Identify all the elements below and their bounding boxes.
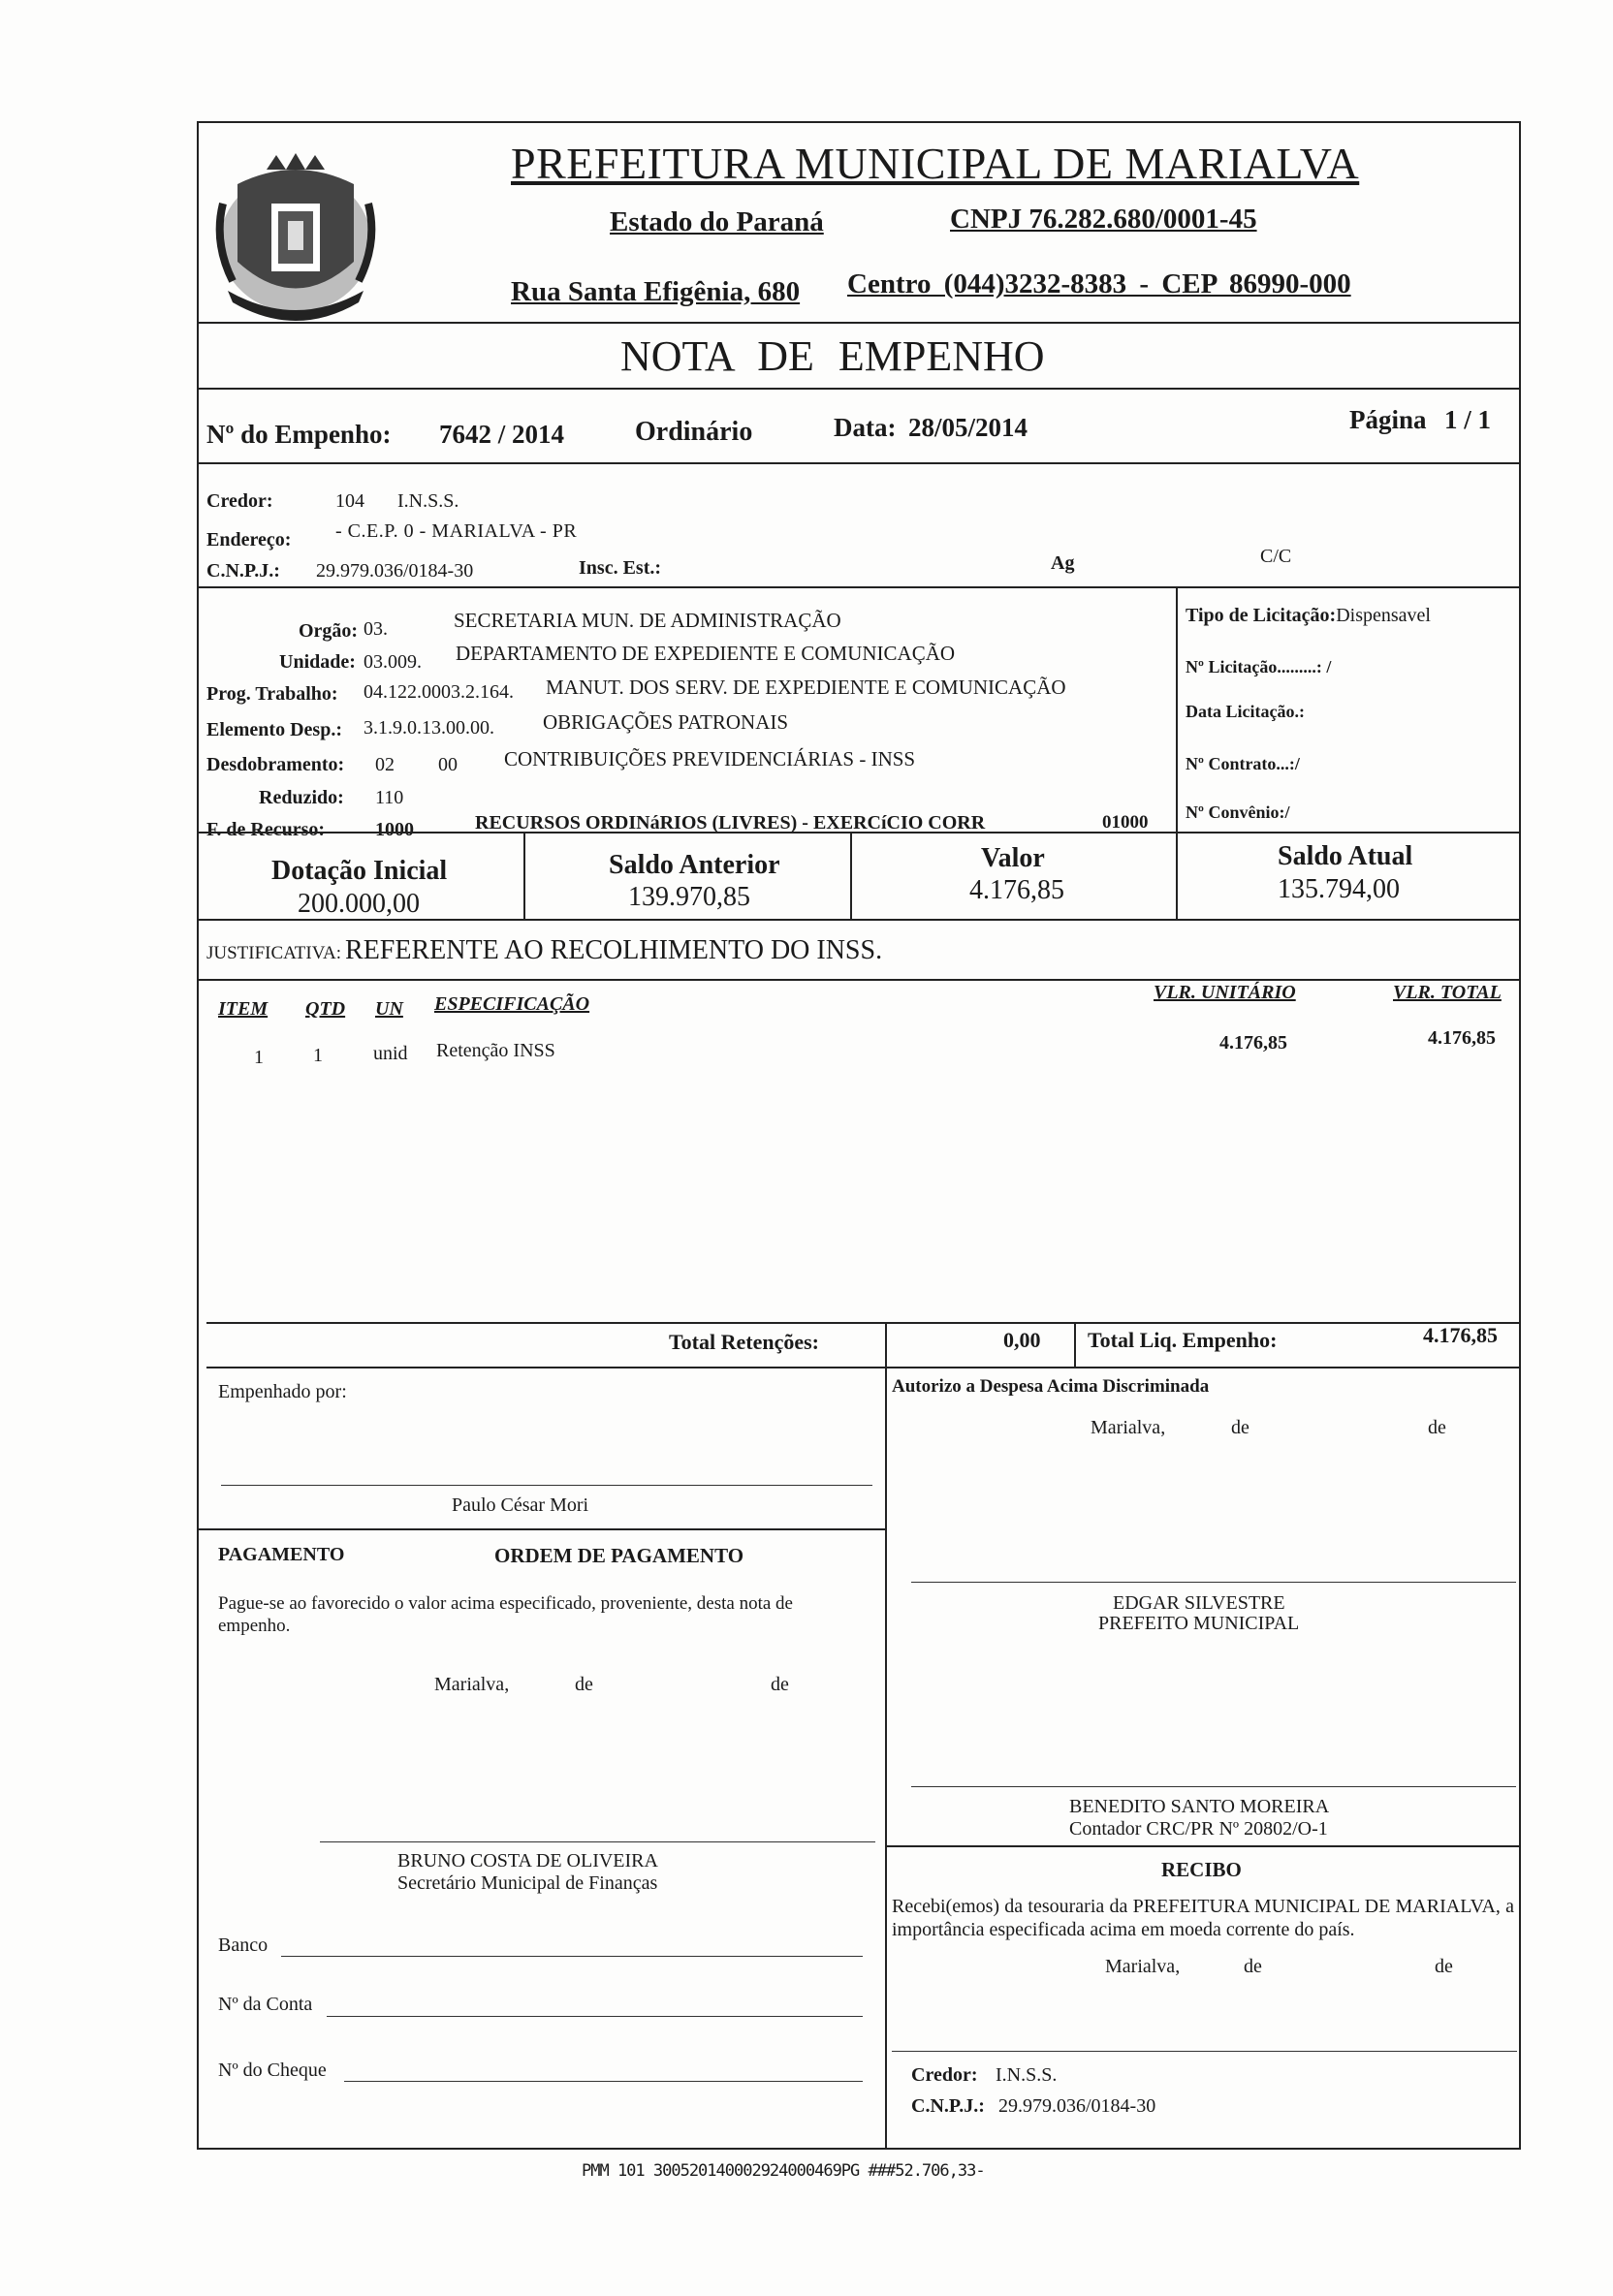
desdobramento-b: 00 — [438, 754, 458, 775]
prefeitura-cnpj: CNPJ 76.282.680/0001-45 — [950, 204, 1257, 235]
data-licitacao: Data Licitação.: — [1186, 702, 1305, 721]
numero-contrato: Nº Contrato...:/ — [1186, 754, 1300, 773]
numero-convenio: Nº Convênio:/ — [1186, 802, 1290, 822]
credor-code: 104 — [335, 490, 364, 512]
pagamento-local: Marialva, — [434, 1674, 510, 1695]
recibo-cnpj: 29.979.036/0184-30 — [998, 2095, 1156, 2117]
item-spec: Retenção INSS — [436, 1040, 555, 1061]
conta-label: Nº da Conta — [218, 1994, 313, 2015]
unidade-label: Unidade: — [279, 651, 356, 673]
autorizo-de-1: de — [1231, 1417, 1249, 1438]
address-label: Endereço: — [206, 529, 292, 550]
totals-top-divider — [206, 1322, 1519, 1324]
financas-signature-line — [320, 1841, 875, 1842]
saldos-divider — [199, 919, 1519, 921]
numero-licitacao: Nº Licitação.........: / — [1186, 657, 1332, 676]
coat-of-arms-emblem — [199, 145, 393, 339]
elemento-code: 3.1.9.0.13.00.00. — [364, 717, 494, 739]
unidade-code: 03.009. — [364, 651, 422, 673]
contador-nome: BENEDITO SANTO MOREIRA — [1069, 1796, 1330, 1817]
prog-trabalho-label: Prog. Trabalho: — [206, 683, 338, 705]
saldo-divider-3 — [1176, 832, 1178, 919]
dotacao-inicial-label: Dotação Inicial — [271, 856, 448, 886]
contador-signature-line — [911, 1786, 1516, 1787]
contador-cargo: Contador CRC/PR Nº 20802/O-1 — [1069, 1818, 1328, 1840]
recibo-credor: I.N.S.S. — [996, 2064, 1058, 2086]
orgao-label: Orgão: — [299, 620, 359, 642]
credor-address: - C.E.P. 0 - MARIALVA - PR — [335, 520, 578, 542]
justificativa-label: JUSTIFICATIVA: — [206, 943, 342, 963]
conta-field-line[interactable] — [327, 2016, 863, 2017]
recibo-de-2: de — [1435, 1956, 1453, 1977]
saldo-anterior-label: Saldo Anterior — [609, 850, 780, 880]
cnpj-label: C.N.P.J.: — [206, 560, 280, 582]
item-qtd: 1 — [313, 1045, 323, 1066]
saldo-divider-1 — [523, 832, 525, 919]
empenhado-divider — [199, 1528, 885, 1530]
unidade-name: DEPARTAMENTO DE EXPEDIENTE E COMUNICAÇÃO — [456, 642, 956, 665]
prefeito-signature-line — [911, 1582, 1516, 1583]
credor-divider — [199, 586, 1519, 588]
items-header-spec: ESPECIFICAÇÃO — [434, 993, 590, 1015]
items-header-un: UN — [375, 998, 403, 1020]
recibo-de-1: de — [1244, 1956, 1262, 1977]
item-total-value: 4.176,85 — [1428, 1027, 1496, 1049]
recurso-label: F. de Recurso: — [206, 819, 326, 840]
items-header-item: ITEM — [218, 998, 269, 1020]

| PROBLEM |
Transcribe every line of the entries above without changing a character, and leave the pictures out of your answer.

| THE SOLUTION |
Identify all the elements below and their bounding boxes.
desdobramento-b: 00 — [438, 754, 458, 775]
prefeitura-cnpj: CNPJ 76.282.680/0001-45 — [950, 204, 1257, 235]
data-licitacao: Data Licitação.: — [1186, 702, 1305, 721]
numero-contrato: Nº Contrato...:/ — [1186, 754, 1300, 773]
numero-convenio: Nº Convênio:/ — [1186, 802, 1290, 822]
credor-code: 104 — [335, 490, 364, 512]
pagamento-local: Marialva, — [434, 1674, 510, 1695]
recibo-cnpj: 29.979.036/0184-30 — [998, 2095, 1156, 2117]
item-spec: Retenção INSS — [436, 1040, 555, 1061]
conta-label: Nº da Conta — [218, 1994, 313, 2015]
unidade-label: Unidade: — [279, 651, 356, 673]
autorizo-de-1: de — [1231, 1417, 1249, 1438]
address-label: Endereço: — [206, 529, 292, 550]
totals-top-divider — [206, 1322, 1519, 1324]
financas-signature-line — [320, 1841, 875, 1842]
saldos-divider — [199, 919, 1519, 921]
numero-licitacao: Nº Licitação.........: / — [1186, 657, 1332, 676]
coat-of-arms-emblem — [199, 145, 393, 339]
elemento-code: 3.1.9.0.13.00.00. — [364, 717, 494, 739]
unidade-code: 03.009. — [364, 651, 422, 673]
contador-nome: BENEDITO SANTO MOREIRA — [1069, 1796, 1330, 1817]
prog-trabalho-label: Prog. Trabalho: — [206, 683, 338, 705]
saldo-divider-3 — [1176, 832, 1178, 919]
dotacao-inicial-label: Dotação Inicial — [271, 856, 448, 886]
contador-signature-line — [911, 1786, 1516, 1787]
contador-cargo: Contador CRC/PR Nº 20802/O-1 — [1069, 1818, 1328, 1840]
recibo-credor: I.N.S.S. — [996, 2064, 1058, 2086]
orgao-label: Orgão: — [299, 620, 359, 642]
credor-address: - C.E.P. 0 - MARIALVA - PR — [335, 520, 578, 542]
justificativa-label: JUSTIFICATIVA: — [206, 943, 342, 963]
conta-field-line[interactable] — [327, 2016, 863, 2017]
recibo-de-2: de — [1435, 1956, 1453, 1977]
saldo-anterior-label: Saldo Anterior — [609, 850, 780, 880]
cnpj-label: C.N.P.J.: — [206, 560, 280, 582]
item-qtd: 1 — [313, 1045, 323, 1066]
saldo-divider-1 — [523, 832, 525, 919]
empenhado-divider — [199, 1528, 885, 1530]
unidade-name: DEPARTAMENTO DE EXPEDIENTE E COMUNICAÇÃO — [456, 642, 956, 665]
prefeito-signature-line — [911, 1582, 1516, 1583]
credor-divider — [199, 586, 1519, 588]
items-header-spec: ESPECIFICAÇÃO — [434, 993, 590, 1015]
items-header-un: UN — [375, 998, 403, 1020]
recibo-de-1: de — [1244, 1956, 1262, 1977]
item-total-value: 4.176,85 — [1428, 1027, 1496, 1049]
recurso-label: F. de Recurso: — [206, 819, 326, 840]
items-header-item: ITEM — [218, 998, 269, 1020]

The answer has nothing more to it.